• _What is needed_:
Count how many lines in the material below hold the word "SKIN"; the reply is that number alone.

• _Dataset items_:
________________________

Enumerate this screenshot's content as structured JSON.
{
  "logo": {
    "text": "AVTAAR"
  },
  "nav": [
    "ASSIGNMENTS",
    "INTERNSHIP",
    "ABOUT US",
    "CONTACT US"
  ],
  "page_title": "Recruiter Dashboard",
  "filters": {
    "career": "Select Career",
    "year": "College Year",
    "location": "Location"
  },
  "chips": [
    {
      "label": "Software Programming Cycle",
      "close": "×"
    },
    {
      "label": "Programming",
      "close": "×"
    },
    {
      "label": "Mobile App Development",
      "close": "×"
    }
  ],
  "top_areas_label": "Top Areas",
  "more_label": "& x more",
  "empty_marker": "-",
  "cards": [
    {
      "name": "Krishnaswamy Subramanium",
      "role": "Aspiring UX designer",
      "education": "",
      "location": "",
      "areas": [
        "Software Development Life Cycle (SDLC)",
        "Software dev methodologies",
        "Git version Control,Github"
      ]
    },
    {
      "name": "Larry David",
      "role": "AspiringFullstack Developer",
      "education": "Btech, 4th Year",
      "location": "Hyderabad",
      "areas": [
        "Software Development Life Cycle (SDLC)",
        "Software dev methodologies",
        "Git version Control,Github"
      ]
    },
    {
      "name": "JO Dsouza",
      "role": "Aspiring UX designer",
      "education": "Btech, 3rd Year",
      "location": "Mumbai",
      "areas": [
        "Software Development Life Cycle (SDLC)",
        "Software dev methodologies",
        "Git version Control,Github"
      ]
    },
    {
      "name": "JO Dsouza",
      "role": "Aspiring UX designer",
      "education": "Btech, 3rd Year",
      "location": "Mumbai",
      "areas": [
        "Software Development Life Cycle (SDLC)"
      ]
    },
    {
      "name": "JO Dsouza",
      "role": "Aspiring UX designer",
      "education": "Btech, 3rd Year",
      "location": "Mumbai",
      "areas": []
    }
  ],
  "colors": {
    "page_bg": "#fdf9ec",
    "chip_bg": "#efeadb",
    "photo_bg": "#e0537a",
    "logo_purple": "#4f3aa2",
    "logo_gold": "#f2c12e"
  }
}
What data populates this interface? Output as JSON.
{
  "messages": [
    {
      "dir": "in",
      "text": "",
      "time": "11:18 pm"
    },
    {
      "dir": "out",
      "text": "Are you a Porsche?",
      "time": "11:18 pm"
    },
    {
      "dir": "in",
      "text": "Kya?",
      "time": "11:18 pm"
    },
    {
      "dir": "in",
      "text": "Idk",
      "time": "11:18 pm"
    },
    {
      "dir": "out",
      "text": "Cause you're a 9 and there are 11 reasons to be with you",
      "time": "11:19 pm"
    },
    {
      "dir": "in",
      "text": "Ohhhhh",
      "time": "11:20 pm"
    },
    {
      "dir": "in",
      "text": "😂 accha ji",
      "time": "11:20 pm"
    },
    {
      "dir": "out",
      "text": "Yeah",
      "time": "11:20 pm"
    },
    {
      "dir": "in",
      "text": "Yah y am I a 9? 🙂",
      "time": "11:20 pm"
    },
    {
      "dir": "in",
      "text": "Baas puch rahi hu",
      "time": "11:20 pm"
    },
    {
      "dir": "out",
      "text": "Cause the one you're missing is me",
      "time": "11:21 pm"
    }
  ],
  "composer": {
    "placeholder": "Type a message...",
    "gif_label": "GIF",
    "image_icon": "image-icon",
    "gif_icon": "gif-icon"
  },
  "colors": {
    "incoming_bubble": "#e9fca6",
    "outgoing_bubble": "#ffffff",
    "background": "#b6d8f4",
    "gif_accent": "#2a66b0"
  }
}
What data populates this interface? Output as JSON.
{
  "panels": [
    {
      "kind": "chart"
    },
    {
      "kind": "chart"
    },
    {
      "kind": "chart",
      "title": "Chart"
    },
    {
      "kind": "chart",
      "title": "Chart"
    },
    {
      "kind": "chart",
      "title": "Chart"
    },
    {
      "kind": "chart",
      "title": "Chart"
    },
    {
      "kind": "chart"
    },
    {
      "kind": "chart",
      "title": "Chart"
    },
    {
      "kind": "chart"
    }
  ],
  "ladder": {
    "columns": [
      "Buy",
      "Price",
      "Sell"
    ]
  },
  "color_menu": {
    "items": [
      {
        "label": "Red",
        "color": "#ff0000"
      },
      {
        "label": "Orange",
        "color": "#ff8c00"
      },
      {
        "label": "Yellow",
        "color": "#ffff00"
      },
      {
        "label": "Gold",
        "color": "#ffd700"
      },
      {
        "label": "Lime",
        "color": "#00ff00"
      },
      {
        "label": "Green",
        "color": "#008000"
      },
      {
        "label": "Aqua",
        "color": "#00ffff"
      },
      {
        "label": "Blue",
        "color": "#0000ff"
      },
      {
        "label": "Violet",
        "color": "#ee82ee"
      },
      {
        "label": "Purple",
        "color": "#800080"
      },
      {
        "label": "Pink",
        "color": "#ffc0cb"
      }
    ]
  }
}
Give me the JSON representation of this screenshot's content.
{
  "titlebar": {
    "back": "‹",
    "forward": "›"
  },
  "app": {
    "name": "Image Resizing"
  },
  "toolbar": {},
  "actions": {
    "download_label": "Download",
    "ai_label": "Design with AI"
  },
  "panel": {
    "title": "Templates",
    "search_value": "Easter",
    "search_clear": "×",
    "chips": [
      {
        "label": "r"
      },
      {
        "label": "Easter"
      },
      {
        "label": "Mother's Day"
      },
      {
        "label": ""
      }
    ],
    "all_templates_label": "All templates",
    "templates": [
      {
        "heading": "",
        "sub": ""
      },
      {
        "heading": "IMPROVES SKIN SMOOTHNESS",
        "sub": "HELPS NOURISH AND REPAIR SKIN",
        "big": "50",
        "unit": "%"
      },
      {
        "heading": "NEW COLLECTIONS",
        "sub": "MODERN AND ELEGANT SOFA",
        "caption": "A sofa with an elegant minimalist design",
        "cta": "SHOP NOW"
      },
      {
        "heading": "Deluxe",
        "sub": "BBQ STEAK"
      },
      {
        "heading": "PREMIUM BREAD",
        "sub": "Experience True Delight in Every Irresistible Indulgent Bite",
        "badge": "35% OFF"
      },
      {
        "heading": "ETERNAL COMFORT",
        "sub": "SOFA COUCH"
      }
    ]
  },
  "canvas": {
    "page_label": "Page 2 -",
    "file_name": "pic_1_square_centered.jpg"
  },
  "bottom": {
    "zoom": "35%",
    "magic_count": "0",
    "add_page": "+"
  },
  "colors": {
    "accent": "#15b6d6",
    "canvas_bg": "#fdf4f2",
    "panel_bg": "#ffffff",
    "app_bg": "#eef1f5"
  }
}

________________________

• _Full solution_:
2